(YOUR OBJECTIVE) Output each entry exactly; skip nothing.

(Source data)
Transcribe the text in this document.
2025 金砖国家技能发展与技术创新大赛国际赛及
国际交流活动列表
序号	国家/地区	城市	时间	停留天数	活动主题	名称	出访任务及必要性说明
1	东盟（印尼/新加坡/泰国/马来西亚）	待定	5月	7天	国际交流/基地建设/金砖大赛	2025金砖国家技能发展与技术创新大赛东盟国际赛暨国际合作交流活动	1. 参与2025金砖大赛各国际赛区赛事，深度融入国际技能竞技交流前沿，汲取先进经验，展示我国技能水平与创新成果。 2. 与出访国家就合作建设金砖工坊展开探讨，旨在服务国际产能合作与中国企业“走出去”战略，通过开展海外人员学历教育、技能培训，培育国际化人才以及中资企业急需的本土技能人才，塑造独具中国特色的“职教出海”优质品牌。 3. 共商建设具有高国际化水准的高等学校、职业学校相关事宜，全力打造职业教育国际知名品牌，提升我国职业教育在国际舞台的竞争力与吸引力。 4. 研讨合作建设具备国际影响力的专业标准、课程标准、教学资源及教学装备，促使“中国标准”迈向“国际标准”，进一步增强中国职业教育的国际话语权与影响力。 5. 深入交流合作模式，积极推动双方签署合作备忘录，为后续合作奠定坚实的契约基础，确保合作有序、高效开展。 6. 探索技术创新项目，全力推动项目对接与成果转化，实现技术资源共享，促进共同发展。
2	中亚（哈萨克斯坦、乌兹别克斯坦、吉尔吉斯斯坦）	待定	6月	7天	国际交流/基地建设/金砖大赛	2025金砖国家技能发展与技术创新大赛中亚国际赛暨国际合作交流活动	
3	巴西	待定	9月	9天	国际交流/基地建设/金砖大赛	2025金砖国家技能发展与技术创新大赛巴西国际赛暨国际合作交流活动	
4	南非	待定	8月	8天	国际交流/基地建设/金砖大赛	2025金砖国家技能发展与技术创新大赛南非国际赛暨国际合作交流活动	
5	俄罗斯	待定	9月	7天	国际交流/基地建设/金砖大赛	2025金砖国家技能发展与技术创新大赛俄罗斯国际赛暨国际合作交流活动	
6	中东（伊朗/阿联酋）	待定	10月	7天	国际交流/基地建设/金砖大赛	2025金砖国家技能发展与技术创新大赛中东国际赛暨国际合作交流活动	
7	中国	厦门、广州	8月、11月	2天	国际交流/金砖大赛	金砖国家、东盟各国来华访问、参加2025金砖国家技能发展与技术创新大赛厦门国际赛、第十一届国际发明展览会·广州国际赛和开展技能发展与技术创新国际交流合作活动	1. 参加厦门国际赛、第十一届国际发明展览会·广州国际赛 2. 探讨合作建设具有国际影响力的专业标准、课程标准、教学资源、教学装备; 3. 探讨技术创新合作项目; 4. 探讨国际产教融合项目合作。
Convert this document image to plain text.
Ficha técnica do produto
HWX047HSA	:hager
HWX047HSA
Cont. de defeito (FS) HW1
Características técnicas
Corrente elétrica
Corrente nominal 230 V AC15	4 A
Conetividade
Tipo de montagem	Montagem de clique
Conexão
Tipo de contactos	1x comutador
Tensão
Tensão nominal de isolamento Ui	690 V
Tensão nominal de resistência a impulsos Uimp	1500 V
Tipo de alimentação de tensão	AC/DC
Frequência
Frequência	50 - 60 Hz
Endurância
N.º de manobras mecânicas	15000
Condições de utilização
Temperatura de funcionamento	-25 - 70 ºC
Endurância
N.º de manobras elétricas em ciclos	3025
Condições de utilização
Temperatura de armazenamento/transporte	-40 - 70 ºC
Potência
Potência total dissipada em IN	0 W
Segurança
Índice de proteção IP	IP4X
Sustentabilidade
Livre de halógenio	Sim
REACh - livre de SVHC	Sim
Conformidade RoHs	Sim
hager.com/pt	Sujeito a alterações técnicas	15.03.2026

(IN RESPONSE)
Transcribe the text in this document.
2025 金砖国家技能发展与技术创新大赛国际赛及
国际交流活动列表
序号	国家/地区	城市	时间	停留天数	活动主题	名称	出访任务及必要性说明
1	东盟（印尼/新加坡/泰国/马来西亚）	待定	5月	7天	国际交流/基地建设/金砖大赛	2025金砖国家技能发展与技术创新大赛东盟国际赛暨国际合作交流活动	1. 参与2025金砖大赛各国际赛区赛事，深度融入国际技能竞技交流前沿，汲取先进经验，展示我国技能水平与创新成果。 2. 与出访国家就合作建设金砖工坊展开探讨，旨在服务国际产能合作与中国企业“走出去”战略，通过开展海外人员学历教育、技能培训，培育国际化人才以及中资企业急需的本土技能人才，塑造独具中国特色的“职教出海”优质品牌。 3. 共商建设具有高国际化水准的高等学校、职业学校相关事宜，全力打造职业教育国际知名品牌，提升我国职业教育在国际舞台的竞争力与吸引力。 4. 研讨合作建设具备国际影响力的专业标准、课程标准、教学资源及教学装备，促使“中国标准”迈向“国际标准”，进一步增强中国职业教育的国际话语权与影响力。 5. 深入交流合作模式，积极推动双方签署合作备忘录，为后续合作奠定坚实的契约基础，确保合作有序、高效开展。 6. 探索技术创新项目，全力推动项目对接与成果转化，实现技术资源共享，促进共同发展。
2	中亚（哈萨克斯坦、乌兹别克斯坦、吉尔吉斯斯坦）	待定	6月	7天	国际交流/基地建设/金砖大赛	2025金砖国家技能发展与技术创新大赛中亚国际赛暨国际合作交流活动	
3	巴西	待定	9月	9天	国际交流/基地建设/金砖大赛	2025金砖国家技能发展与技术创新大赛巴西国际赛暨国际合作交流活动	
4	南非	待定	8月	8天	国际交流/基地建设/金砖大赛	2025金砖国家技能发展与技术创新大赛南非国际赛暨国际合作交流活动	
5	俄罗斯	待定	9月	7天	国际交流/基地建设/金砖大赛	2025金砖国家技能发展与技术创新大赛俄罗斯国际赛暨国际合作交流活动	
6	中东（伊朗/阿联酋）	待定	10月	7天	国际交流/基地建设/金砖大赛	2025金砖国家技能发展与技术创新大赛中东国际赛暨国际合作交流活动	
7	中国	厦门、广州	8月、11月	2天	国际交流/金砖大赛	金砖国家、东盟各国来华访问、参加2025金砖国家技能发展与技术创新大赛厦门国际赛、第十一届国际发明展览会·广州国际赛和开展技能发展与技术创新国际交流合作活动	1. 参加厦门国际赛、第十一届国际发明展览会·广州国际赛 2. 探讨合作建设具有国际影响力的专业标准、课程标准、教学资源、教学装备; 3. 探讨技术创新合作项目; 4. 探讨国际产教融合项目合作。
Convert this document image to plain text.
Ficha técnica do produto
HWX047HSA	:hager
HWX047HSA
Cont. de defeito (FS) HW1
Características técnicas
Corrente elétrica
Corrente nominal 230 V AC15	4 A
Conetividade
Tipo de montagem	Montagem de clique
Conexão
Tipo de contactos	1x comutador
Tensão
Tensão nominal de isolamento Ui	690 V
Tensão nominal de resistência a impulsos Uimp	1500 V
Tipo de alimentação de tensão	AC/DC
Frequência
Frequência	50 - 60 Hz
Endurância
N.º de manobras mecânicas	15000
Condições de utilização
Temperatura de funcionamento	-25 - 70 ºC
Endurância
N.º de manobras elétricas em ciclos	3025
Condições de utilização
Temperatura de armazenamento/transporte	-40 - 70 ºC
Potência
Potência total dissipada em IN	0 W
Segurança
Índice de proteção IP	IP4X
Sustentabilidade
Livre de halógenio	Sim
REACh - livre de SVHC	Sim
Conformidade RoHs	Sim
hager.com/pt	Sujeito a alterações técnicas	15.03.2026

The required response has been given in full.